- _Отрывок для чтения_
=====

"Чаепития в Академии" — постоянная рубрика Pravda. Ru. На этот раз писатель Владимир Губарев встретился с директором Института экономики, членом-корреспондентом РАН Русланом Гринбергом. Встреча c Русланом Семеновичем состоялась в Сочи. Речь шла о тщетности прогнозистики и прогнозов, судьбах Востока и Запада и неразгаданном иммунитете России.
Читайте также: Чаепития в Академии: Истина прекрасна и в лохмотьях!
— Мне было неприятно, но недавно я понял, что экономика не главное. Есть вещи поважнее, и в них экономика лишь составная часть. Не все экономисты это понимают. Приходится жить в мире, в котором восприятие реальности важнее самой реальности, и это, пожалуй, главный вывод, который я сделал за последние годы.
Что греха таить, такое признание директора Института экономики, член-корреспондента РАН Руслана Семеновича Гринберга прозвучало неожиданно, даже сенсационно. Причем случилось это публично, на Фестивале прессы в Сочи, куда съехались журналисты со всех концов России. Естественно, что сразу же появилось желание поговорить с ученым обстоятельней, и такая возможность у меня была, так как наше знакомство с Русланом Семеновичем давнее и довольно тесное, что позволяло быть откровенными нам обоим.
Я сразу же поинтересовался:
— Откуда такой пессимизм?
— Я не имею в виду только экономику, но и все стороны жизни.
— То есть реальность отступает на второй план по сравнению с ее восприятием? Но это же парадоксально?!
— Как мир, в котором нам суждено жить… Чтобы быть понятым до конца, я должен озвучить некоторые тезисы. А потом можно некоторые из них развивать более детально. Согласны?
— А разве у меня есть выбор?
— Тогда начнем… Один английский социолог сказал, что мы живем в ускользающем мире. В последние 25 лет степень неопределенности и непредсказуемости настолько высока, что никакие прогнозы никакого значения не имеют. Знакомясь с авторами прогнозов в Америке, Европе и у нас, могу точно сказать, что они циничные люди. Да, так называемые "простые люди" (а все мы к ним относимся) хотят знать, что будет завтра, и профессиональные прогнозисты должны им что-то сказать. И даже если они ошиблись из тысячи случае в тысяче, все равно к ним будут обращаться. Именно к ним, потому что они профессионалы по будущему. Однажды я сказал, что тот, кто знает будущее, тот должен сидеть в сумасшедшем доме. Но так или иначе, прогнозисты "самые спрашиваемые люди", хотим мы этого или нет…
— Объяснение простое: как же жить без будущего?!
— Я тоже попробую выступить в этом жанре. Я буду касаться и мира и России. Еще год назад было трудно представить ту геополитическую ситуацию, в которой находится наша страна. Постоянная борьба так называемых "западников" и "почвенников" сегодня окончилась безоговорочной победой последних…
— И кто же это?

=====

- _Записи данных_
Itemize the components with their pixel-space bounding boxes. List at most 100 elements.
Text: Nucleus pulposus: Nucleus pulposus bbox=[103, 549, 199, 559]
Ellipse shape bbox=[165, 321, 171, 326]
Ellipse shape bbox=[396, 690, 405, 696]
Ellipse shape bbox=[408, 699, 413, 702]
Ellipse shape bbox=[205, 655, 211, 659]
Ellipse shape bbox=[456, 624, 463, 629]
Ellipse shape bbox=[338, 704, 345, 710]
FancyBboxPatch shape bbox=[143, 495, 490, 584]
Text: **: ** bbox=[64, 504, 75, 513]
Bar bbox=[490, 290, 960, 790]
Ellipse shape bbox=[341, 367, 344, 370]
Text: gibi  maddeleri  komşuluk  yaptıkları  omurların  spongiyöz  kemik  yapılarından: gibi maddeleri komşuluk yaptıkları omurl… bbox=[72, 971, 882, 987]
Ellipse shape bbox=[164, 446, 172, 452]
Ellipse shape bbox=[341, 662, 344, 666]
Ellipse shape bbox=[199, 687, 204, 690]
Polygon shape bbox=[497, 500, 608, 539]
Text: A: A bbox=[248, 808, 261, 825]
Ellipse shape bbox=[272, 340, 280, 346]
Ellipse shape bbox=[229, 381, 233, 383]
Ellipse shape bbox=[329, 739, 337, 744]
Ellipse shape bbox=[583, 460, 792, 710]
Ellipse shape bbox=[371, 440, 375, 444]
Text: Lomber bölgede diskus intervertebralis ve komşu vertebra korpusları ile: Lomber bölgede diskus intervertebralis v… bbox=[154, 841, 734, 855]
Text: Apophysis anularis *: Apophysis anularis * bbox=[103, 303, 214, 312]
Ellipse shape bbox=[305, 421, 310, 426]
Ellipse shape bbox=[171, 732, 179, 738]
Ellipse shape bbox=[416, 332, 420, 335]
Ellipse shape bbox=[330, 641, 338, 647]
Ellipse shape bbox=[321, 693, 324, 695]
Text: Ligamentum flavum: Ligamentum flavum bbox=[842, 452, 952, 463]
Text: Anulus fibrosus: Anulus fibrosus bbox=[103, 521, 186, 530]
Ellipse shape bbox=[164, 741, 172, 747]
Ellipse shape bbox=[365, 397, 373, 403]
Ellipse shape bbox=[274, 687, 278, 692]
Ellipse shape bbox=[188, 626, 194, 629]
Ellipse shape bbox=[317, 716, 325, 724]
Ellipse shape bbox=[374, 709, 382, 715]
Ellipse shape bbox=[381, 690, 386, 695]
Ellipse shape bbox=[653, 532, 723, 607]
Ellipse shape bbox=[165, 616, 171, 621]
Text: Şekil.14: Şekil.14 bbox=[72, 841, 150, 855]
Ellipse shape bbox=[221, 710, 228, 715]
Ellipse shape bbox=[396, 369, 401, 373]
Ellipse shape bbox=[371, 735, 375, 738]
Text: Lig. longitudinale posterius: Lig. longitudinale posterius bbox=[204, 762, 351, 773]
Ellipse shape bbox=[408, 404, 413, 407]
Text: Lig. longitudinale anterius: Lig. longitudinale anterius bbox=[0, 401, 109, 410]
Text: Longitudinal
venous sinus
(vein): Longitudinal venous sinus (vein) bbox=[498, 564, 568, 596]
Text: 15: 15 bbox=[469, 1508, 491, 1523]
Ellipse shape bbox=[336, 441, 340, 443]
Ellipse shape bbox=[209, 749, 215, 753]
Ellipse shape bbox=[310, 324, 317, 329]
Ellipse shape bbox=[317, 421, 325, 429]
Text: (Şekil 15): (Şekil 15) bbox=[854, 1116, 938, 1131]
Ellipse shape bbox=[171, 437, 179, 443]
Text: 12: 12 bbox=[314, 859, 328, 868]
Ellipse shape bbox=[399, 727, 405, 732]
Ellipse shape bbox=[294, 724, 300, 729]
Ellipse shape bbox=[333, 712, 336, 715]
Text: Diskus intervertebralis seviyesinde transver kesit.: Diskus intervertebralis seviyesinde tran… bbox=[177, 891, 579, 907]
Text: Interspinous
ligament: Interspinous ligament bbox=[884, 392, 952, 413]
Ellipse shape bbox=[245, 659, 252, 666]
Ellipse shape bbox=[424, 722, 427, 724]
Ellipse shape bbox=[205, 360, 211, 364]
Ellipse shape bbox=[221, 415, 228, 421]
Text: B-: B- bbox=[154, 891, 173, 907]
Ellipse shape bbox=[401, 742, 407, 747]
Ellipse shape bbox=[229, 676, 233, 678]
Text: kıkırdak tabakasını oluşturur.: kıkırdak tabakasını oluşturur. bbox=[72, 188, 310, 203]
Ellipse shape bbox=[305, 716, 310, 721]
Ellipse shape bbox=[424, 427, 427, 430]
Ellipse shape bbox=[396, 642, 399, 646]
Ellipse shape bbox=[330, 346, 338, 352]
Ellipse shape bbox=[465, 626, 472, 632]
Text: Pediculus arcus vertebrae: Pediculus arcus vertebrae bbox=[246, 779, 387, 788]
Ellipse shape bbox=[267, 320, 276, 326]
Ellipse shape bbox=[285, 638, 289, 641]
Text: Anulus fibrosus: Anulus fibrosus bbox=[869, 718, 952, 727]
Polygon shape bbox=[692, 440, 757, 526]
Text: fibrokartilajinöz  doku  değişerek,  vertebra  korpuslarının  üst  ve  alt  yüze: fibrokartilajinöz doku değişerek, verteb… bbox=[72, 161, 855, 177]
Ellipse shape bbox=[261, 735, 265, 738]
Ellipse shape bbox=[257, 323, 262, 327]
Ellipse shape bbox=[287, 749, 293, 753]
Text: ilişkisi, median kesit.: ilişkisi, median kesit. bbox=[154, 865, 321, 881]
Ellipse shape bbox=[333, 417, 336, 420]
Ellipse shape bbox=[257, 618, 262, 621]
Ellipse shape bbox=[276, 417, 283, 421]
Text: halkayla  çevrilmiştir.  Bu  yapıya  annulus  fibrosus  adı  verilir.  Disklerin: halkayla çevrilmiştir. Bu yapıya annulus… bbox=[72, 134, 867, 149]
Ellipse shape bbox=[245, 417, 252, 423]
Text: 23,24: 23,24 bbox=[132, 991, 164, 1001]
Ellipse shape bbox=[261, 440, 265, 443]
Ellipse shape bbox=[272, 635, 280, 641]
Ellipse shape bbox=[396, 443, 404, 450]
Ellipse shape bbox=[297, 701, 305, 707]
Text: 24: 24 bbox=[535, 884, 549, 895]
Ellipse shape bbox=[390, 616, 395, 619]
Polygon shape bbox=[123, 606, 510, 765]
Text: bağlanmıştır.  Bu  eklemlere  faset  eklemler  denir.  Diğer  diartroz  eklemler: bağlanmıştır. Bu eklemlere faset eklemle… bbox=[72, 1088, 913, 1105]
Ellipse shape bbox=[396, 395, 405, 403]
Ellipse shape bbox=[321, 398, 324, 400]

=====

- _Что нужно сделать_
Обновите кусок беседы с Русланом Гринбергом, который начинается со слов "Что греха таить, такое" и заканчивается словами "Откуда такой пессимизм?". Замените в нем "журналисты" на "репортеры".

- _Готовое решение_
Что греха таить, такое признание директора Института экономики, член-корреспондента РАН Руслана Семеновича Гринберга прозвучало неожиданно, даже сенсационно. Причем случилось это публично, на Фестивале прессы в Сочи, куда съехались репортеры со всех концов России. Естественно, что сразу же появилось желание поговорить с ученым обстоятельней, и такая возможность у меня была, так как наше знакомство с Русланом Семеновичем давнее и довольно тесное, что позволяло быть откровенными нам обоим.
Я сразу же поинтересовался:
— Откуда такой пессимизм?